> Task data

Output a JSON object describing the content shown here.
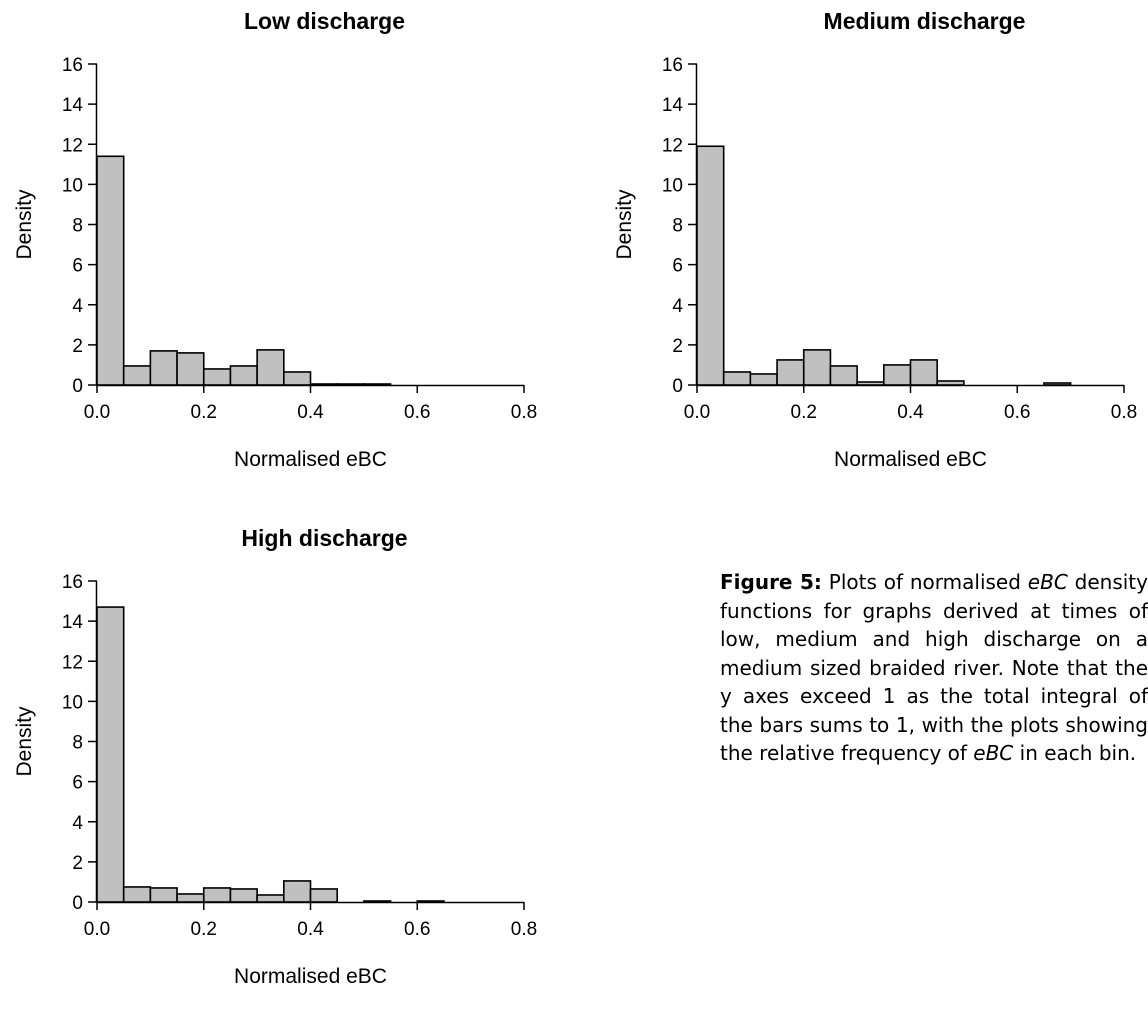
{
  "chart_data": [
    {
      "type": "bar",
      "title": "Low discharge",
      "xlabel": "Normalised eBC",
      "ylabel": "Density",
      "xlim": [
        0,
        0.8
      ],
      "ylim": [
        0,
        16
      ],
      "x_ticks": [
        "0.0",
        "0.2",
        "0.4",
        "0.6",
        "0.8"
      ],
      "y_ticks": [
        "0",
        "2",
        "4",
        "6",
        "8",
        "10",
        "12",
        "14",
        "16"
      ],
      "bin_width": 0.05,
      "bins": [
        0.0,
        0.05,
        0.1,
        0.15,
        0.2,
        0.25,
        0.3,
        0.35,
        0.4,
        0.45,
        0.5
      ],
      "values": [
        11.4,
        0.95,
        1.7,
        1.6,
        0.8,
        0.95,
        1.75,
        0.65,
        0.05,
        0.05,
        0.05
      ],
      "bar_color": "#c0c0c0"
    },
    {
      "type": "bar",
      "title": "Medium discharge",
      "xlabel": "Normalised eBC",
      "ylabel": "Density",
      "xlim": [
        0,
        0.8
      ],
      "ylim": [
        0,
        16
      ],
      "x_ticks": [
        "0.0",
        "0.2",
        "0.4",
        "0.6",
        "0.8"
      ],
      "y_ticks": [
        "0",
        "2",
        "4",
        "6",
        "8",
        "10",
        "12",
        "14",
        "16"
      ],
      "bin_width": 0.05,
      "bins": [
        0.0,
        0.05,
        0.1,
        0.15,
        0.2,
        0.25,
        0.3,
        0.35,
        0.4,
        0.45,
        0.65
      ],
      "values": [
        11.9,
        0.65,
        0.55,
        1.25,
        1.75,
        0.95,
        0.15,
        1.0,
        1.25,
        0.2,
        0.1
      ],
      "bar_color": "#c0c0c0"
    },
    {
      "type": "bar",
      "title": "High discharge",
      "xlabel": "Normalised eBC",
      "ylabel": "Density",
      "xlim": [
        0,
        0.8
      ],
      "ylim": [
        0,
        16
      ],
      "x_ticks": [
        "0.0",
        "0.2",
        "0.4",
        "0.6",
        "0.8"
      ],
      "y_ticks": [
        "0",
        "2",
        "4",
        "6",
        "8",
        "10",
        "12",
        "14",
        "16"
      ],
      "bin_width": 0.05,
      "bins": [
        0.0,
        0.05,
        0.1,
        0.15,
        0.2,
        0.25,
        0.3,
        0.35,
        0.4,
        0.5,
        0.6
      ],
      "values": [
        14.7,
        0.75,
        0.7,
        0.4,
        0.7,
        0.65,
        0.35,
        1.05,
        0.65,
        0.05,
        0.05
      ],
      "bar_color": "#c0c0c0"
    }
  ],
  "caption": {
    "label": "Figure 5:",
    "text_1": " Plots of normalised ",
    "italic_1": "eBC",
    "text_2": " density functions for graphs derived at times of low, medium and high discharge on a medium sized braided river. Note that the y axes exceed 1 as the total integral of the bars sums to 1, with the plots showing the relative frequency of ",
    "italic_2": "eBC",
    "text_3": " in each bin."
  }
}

> Goal
Every record is to be reproduced exactly, with no pictures included.

> Response to the exercise
Output a JSON object describing the content shown here.
{
  "chart_data": [
    {
      "type": "bar",
      "title": "Low discharge",
      "xlabel": "Normalised eBC",
      "ylabel": "Density",
      "xlim": [
        0,
        0.8
      ],
      "ylim": [
        0,
        16
      ],
      "x_ticks": [
        "0.0",
        "0.2",
        "0.4",
        "0.6",
        "0.8"
      ],
      "y_ticks": [
        "0",
        "2",
        "4",
        "6",
        "8",
        "10",
        "12",
        "14",
        "16"
      ],
      "bin_width": 0.05,
      "bins": [
        0.0,
        0.05,
        0.1,
        0.15,
        0.2,
        0.25,
        0.3,
        0.35,
        0.4,
        0.45,
        0.5
      ],
      "values": [
        11.4,
        0.95,
        1.7,
        1.6,
        0.8,
        0.95,
        1.75,
        0.65,
        0.05,
        0.05,
        0.05
      ],
      "bar_color": "#c0c0c0"
    },
    {
      "type": "bar",
      "title": "Medium discharge",
      "xlabel": "Normalised eBC",
      "ylabel": "Density",
      "xlim": [
        0,
        0.8
      ],
      "ylim": [
        0,
        16
      ],
      "x_ticks": [
        "0.0",
        "0.2",
        "0.4",
        "0.6",
        "0.8"
      ],
      "y_ticks": [
        "0",
        "2",
        "4",
        "6",
        "8",
        "10",
        "12",
        "14",
        "16"
      ],
      "bin_width": 0.05,
      "bins": [
        0.0,
        0.05,
        0.1,
        0.15,
        0.2,
        0.25,
        0.3,
        0.35,
        0.4,
        0.45,
        0.65
      ],
      "values": [
        11.9,
        0.65,
        0.55,
        1.25,
        1.75,
        0.95,
        0.15,
        1.0,
        1.25,
        0.2,
        0.1
      ],
      "bar_color": "#c0c0c0"
    },
    {
      "type": "bar",
      "title": "High discharge",
      "xlabel": "Normalised eBC",
      "ylabel": "Density",
      "xlim": [
        0,
        0.8
      ],
      "ylim": [
        0,
        16
      ],
      "x_ticks": [
        "0.0",
        "0.2",
        "0.4",
        "0.6",
        "0.8"
      ],
      "y_ticks": [
        "0",
        "2",
        "4",
        "6",
        "8",
        "10",
        "12",
        "14",
        "16"
      ],
      "bin_width": 0.05,
      "bins": [
        0.0,
        0.05,
        0.1,
        0.15,
        0.2,
        0.25,
        0.3,
        0.35,
        0.4,
        0.5,
        0.6
      ],
      "values": [
        14.7,
        0.75,
        0.7,
        0.4,
        0.7,
        0.65,
        0.35,
        1.05,
        0.65,
        0.05,
        0.05
      ],
      "bar_color": "#c0c0c0"
    }
  ],
  "caption": {
    "label": "Figure 5:",
    "text_1": " Plots of normalised ",
    "italic_1": "eBC",
    "text_2": " density functions for graphs derived at times of low, medium and high discharge on a medium sized braided river. Note that the y axes exceed 1 as the total integral of the bars sums to 1, with the plots showing the relative frequency of ",
    "italic_2": "eBC",
    "text_3": " in each bin."
  }
}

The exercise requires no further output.